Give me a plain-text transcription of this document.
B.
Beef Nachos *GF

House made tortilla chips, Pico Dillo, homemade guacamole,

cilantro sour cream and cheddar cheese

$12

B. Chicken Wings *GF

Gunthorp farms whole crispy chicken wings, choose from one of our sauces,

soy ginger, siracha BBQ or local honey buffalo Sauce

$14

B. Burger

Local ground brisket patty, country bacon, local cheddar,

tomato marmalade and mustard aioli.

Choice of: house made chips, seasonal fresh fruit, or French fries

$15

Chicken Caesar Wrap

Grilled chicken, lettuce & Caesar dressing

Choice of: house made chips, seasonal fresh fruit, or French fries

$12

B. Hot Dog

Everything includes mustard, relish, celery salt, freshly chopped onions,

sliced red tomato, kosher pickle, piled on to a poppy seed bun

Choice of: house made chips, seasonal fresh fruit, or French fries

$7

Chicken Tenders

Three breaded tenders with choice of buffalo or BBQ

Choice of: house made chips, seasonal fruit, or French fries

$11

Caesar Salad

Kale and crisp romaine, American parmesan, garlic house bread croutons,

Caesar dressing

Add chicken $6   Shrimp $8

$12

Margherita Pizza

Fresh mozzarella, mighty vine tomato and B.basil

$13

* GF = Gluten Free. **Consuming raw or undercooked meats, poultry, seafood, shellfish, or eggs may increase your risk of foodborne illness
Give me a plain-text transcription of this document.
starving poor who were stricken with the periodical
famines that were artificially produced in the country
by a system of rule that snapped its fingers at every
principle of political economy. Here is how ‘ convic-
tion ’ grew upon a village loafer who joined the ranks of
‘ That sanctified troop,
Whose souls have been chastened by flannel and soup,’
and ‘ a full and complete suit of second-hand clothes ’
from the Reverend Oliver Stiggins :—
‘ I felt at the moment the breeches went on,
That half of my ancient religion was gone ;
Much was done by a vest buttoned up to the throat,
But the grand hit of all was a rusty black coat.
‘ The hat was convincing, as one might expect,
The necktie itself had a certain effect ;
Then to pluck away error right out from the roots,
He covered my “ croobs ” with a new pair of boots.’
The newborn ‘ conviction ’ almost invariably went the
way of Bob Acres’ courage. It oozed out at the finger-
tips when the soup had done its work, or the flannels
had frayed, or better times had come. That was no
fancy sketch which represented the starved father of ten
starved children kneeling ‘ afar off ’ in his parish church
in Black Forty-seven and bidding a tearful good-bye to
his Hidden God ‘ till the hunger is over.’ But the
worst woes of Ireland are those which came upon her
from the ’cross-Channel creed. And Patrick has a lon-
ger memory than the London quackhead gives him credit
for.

__Exercise aim__.
In this exercise, repeat all entries exactly.

__Written solution__.
Give me a plain-text transcription of this document.
B.
Beef Nachos *GF

House made tortilla chips, Pico Dillo, homemade guacamole,

cilantro sour cream and cheddar cheese

$12

B. Chicken Wings *GF

Gunthorp farms whole crispy chicken wings, choose from one of our sauces,

soy ginger, siracha BBQ or local honey buffalo Sauce

$14

B. Burger

Local ground brisket patty, country bacon, local cheddar,

tomato marmalade and mustard aioli.

Choice of: house made chips, seasonal fresh fruit, or French fries

$15

Chicken Caesar Wrap

Grilled chicken, lettuce & Caesar dressing

Choice of: house made chips, seasonal fresh fruit, or French fries

$12

B. Hot Dog

Everything includes mustard, relish, celery salt, freshly chopped onions,

sliced red tomato, kosher pickle, piled on to a poppy seed bun

Choice of: house made chips, seasonal fresh fruit, or French fries

$7

Chicken Tenders

Three breaded tenders with choice of buffalo or BBQ

Choice of: house made chips, seasonal fruit, or French fries

$11

Caesar Salad

Kale and crisp romaine, American parmesan, garlic house bread croutons,

Caesar dressing

Add chicken $6   Shrimp $8

$12

Margherita Pizza

Fresh mozzarella, mighty vine tomato and B.basil

$13

* GF = Gluten Free. **Consuming raw or undercooked meats, poultry, seafood, shellfish, or eggs may increase your risk of foodborne illness
Give me a plain-text transcription of this document.
starving poor who were stricken with the periodical
famines that were artificially produced in the country
by a system of rule that snapped its fingers at every
principle of political economy. Here is how ‘ convic-
tion ’ grew upon a village loafer who joined the ranks of
‘ That sanctified troop,
Whose souls have been chastened by flannel and soup,’
and ‘ a full and complete suit of second-hand clothes ’
from the Reverend Oliver Stiggins :—
‘ I felt at the moment the breeches went on,
That half of my ancient religion was gone ;
Much was done by a vest buttoned up to the throat,
But the grand hit of all was a rusty black coat.
‘ The hat was convincing, as one might expect,
The necktie itself had a certain effect ;
Then to pluck away error right out from the roots,
He covered my “ croobs ” with a new pair of boots.’
The newborn ‘ conviction ’ almost invariably went the
way of Bob Acres’ courage. It oozed out at the finger-
tips when the soup had done its work, or the flannels
had frayed, or better times had come. That was no
fancy sketch which represented the starved father of ten
starved children kneeling ‘ afar off ’ in his parish church
in Black Forty-seven and bidding a tearful good-bye to
his Hidden God ‘ till the hunger is over.’ But the
worst woes of Ireland are those which came upon her
from the ’cross-Channel creed. And Patrick has a lon-
ger memory than the London quackhead gives him credit
for.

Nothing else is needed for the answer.